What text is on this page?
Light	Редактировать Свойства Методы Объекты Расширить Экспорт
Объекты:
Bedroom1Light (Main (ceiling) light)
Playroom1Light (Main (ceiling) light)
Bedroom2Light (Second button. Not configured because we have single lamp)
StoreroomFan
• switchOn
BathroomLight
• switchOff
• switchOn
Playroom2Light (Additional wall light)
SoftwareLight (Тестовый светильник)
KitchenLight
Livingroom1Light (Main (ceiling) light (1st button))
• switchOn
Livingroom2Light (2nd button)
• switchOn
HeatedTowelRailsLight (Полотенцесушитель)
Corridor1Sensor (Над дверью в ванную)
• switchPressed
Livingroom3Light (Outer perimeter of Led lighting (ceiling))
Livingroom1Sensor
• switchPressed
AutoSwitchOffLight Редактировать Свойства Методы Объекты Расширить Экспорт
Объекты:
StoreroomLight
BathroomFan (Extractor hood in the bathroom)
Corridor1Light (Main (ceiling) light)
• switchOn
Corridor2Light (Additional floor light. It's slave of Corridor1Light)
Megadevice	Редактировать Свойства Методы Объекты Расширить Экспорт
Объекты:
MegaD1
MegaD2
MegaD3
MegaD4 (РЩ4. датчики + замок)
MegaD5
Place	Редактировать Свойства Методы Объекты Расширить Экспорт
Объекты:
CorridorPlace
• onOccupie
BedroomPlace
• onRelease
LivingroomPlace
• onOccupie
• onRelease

====================

_WHAT NEEDS TO BE DONE_
Please repeat the material above, word for word and in full.

_RESPONSE TO THE TASK_
What text is on this page?
Light	Редактировать Свойства Методы Объекты Расширить Экспорт
Объекты:
Bedroom1Light (Main (ceiling) light)
Playroom1Light (Main (ceiling) light)
Bedroom2Light (Second button. Not configured because we have single lamp)
StoreroomFan
• switchOn
BathroomLight
• switchOff
• switchOn
Playroom2Light (Additional wall light)
SoftwareLight (Тестовый светильник)
KitchenLight
Livingroom1Light (Main (ceiling) light (1st button))
• switchOn
Livingroom2Light (2nd button)
• switchOn
HeatedTowelRailsLight (Полотенцесушитель)
Corridor1Sensor (Над дверью в ванную)
• switchPressed
Livingroom3Light (Outer perimeter of Led lighting (ceiling))
Livingroom1Sensor
• switchPressed
AutoSwitchOffLight Редактировать Свойства Методы Объекты Расширить Экспорт
Объекты:
StoreroomLight
BathroomFan (Extractor hood in the bathroom)
Corridor1Light (Main (ceiling) light)
• switchOn
Corridor2Light (Additional floor light. It's slave of Corridor1Light)
Megadevice	Редактировать Свойства Методы Объекты Расширить Экспорт
Объекты:
MegaD1
MegaD2
MegaD3
MegaD4 (РЩ4. датчики + замок)
MegaD5
Place	Редактировать Свойства Методы Объекты Расширить Экспорт
Объекты:
CorridorPlace
• onOccupie
BedroomPlace
• onRelease
LivingroomPlace
• onOccupie
• onRelease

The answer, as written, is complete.